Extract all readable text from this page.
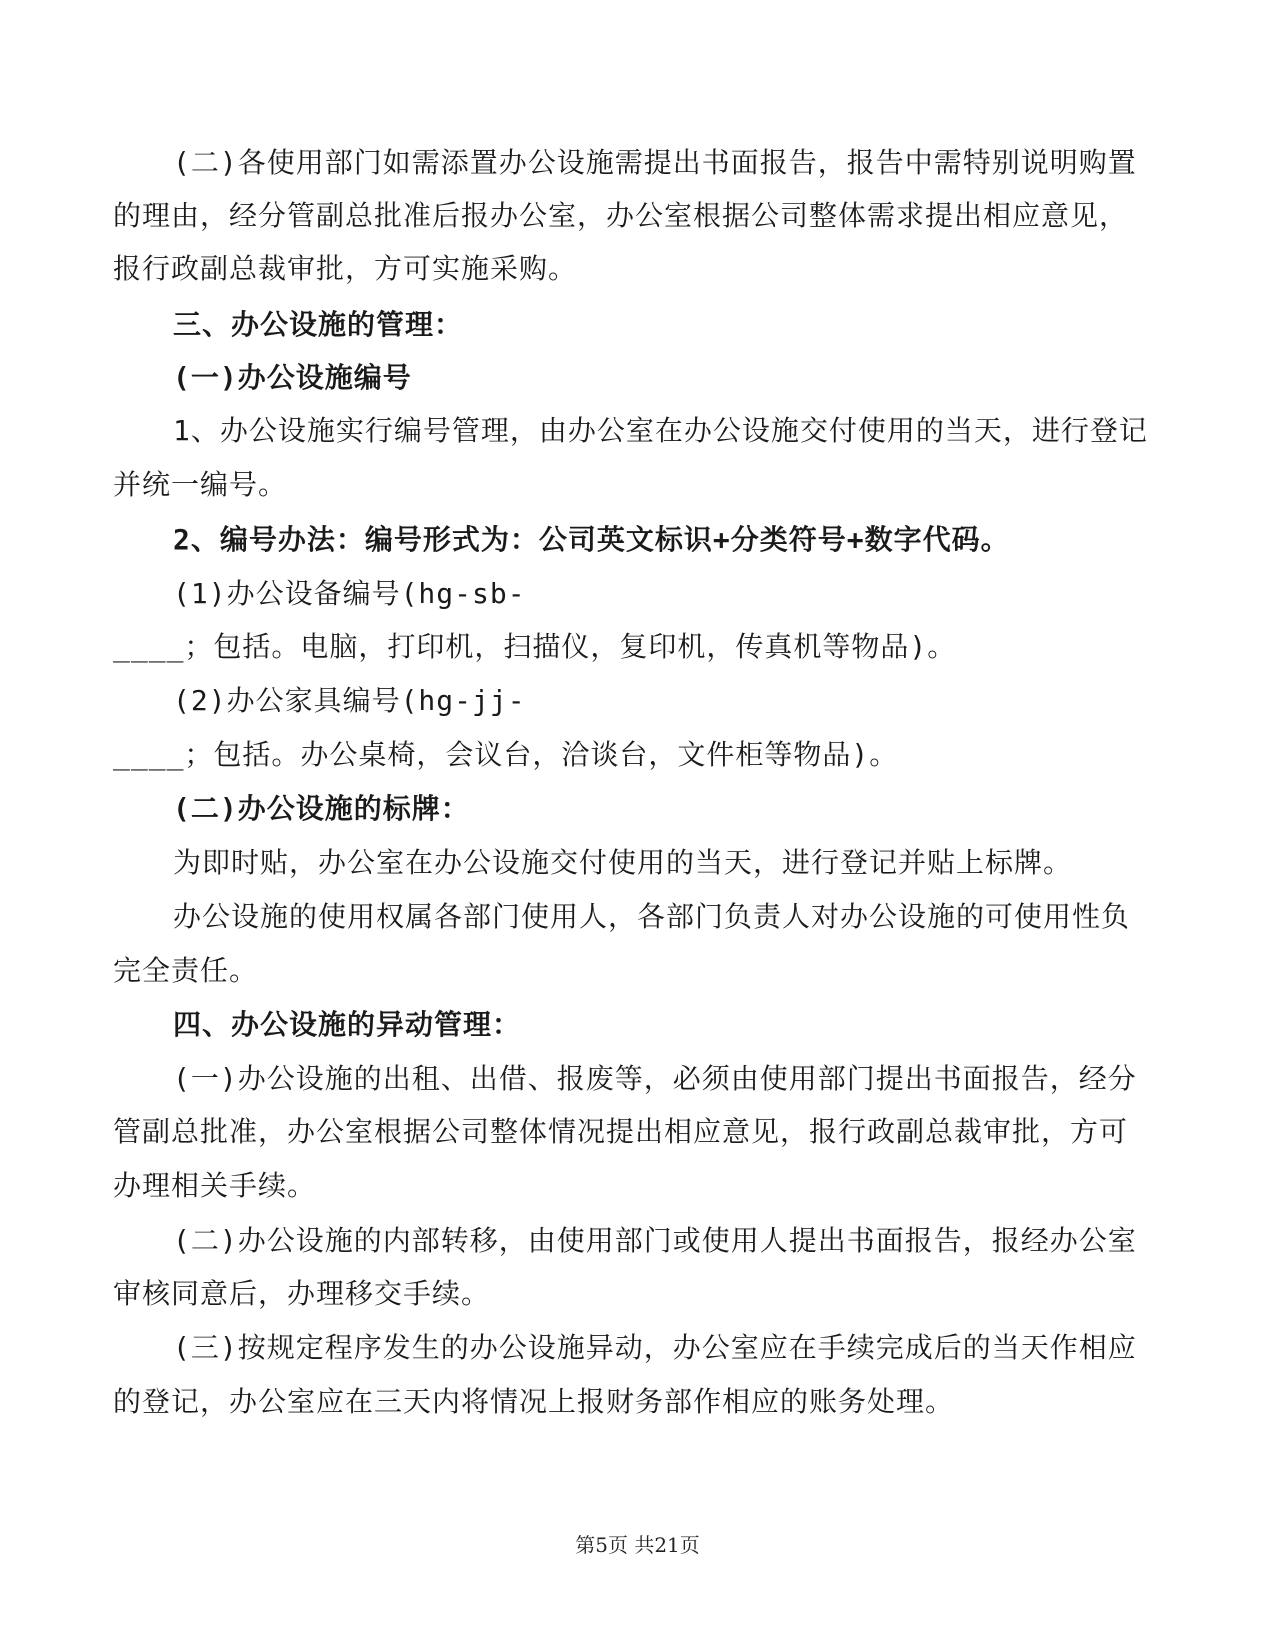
(二)各使用部门如需添置办公设施需提出书面报告，报告中需特别说明购置
的理由，经分管副总批准后报办公室，办公室根据公司整体需求提出相应意见，
报行政副总裁审批，方可实施采购。
三、办公设施的管理：
(一)办公设施编号
1、办公设施实行编号管理，由办公室在办公设施交付使用的当天，进行登记
并统一编号。
2、编号办法：编号形式为：公司英文标识+分类符号+数字代码。
(1)办公设备编号(hg-sb-
____；包括。电脑，打印机，扫描仪，复印机，传真机等物品)。
(2)办公家具编号(hg-jj-
____；包括。办公桌椅，会议台，洽谈台，文件柜等物品)。
(二)办公设施的标牌：
为即时贴，办公室在办公设施交付使用的当天，进行登记并贴上标牌。
办公设施的使用权属各部门使用人，各部门负责人对办公设施的可使用性负
完全责任。
四、办公设施的异动管理：
(一)办公设施的出租、出借、报废等，必须由使用部门提出书面报告，经分
管副总批准，办公室根据公司整体情况提出相应意见，报行政副总裁审批，方可
办理相关手续。
(二)办公设施的内部转移，由使用部门或使用人提出书面报告，报经办公室
审核同意后，办理移交手续。
(三)按规定程序发生的办公设施异动，办公室应在手续完成后的当天作相应
的登记，办公室应在三天内将情况上报财务部作相应的账务处理。
第5页 共21页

- - -

(Goal)
Find all lines holding the string "报行政副总裁审批" and copy them.

(Worked solution)
报行政副总裁审批，方可实施采购。
管副总批准，办公室根据公司整体情况提出相应意见，报行政副总裁审批，方可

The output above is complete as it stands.